TEXTE CITÉ.

Dans le départ au galop, si la jambe de dehors n’aide pas celle de dedans à déterminer la masse en avant et la laisse agir seule, elle pourra jeter les hanches en dehors et mettre le cheval de travers, ce qui l’empêcherait de partir juste. On dit que les murs remplacent la jambe de dehors; mais il faut donner un principe juste et applicable en toute situation; car il est bon que le cavalier puisse déterminer son cheval au galop, dans le milieu et hors du manège, comme le long du mur: à la leçon du galop, j’indiquerai l’emploi des deux jambes pour cette allure.
Il est certain et bien démontré que, dans le travail au manège, la jambe de dedans a beaucoup plus de fonctions à remplir que celle du dehors; mais l’aide de cette dernière ne doit pas pour cela être entièrement abandonnée. En voici un autre exemple: qu’un cheval que l’on dresse se défende, veuille éviter l’action de la jambe de dedans, et jette ses hanches sur le mur; assurément la rêne de dehors ne sera pas d’un effet assez sensible, en opposant les épaules aux hanches, pour empêcher celles-ci de tomber sur le mur: il faut donc que la jambe de dehors vienne soutenir l’arrière-main, qui tombe de son côté.

DONNÉES ENREGISTRÉES.
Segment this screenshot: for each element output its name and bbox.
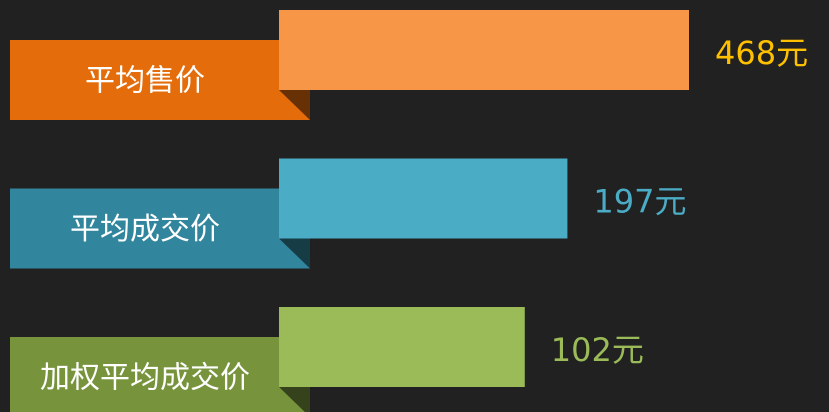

CONSIGNES.
**1)** Recopiez sans rien changer le passage du texte cité qui va de « Il est certain » jusqu'à « de son côté. » inclus.
**2)** Répondez brièvement à ces questions sur le texte cité :
(a) D'après ce que l'on dit, qu'est-ce qui remplace la jambe de dehors ?
(b) Dans le travail au manège, quelle jambe a beaucoup plus de fonctions à remplir ?
(c) Quand le cheval jette ses hanches sur le mur, qu'est-ce qui doit venir soutenir l'arrière-main ?

LES SOLUTIONS.
**1)**
Il est certain et bien démontré que, dans le travail au manège, la jambe de dedans a beaucoup plus de fonctions à remplir que celle du dehors; mais l’aide de cette dernière ne doit pas pour cela être entièrement abandonnée. En voici un autre exemple: qu’un cheval que l’on dresse se défende, veuille éviter l’action de la jambe de dedans, et jette ses hanches sur le mur; assurément la rêne de dehors ne sera pas d’un effet assez sensible, en opposant les épaules aux hanches, pour empêcher celles-ci de tomber sur le mur: il faut donc que la jambe de dehors vienne soutenir l’arrière-main, qui tombe de son côté.

**2)**
(a) Les murs.
(b) La jambe de dedans.
(c) La jambe de dehors.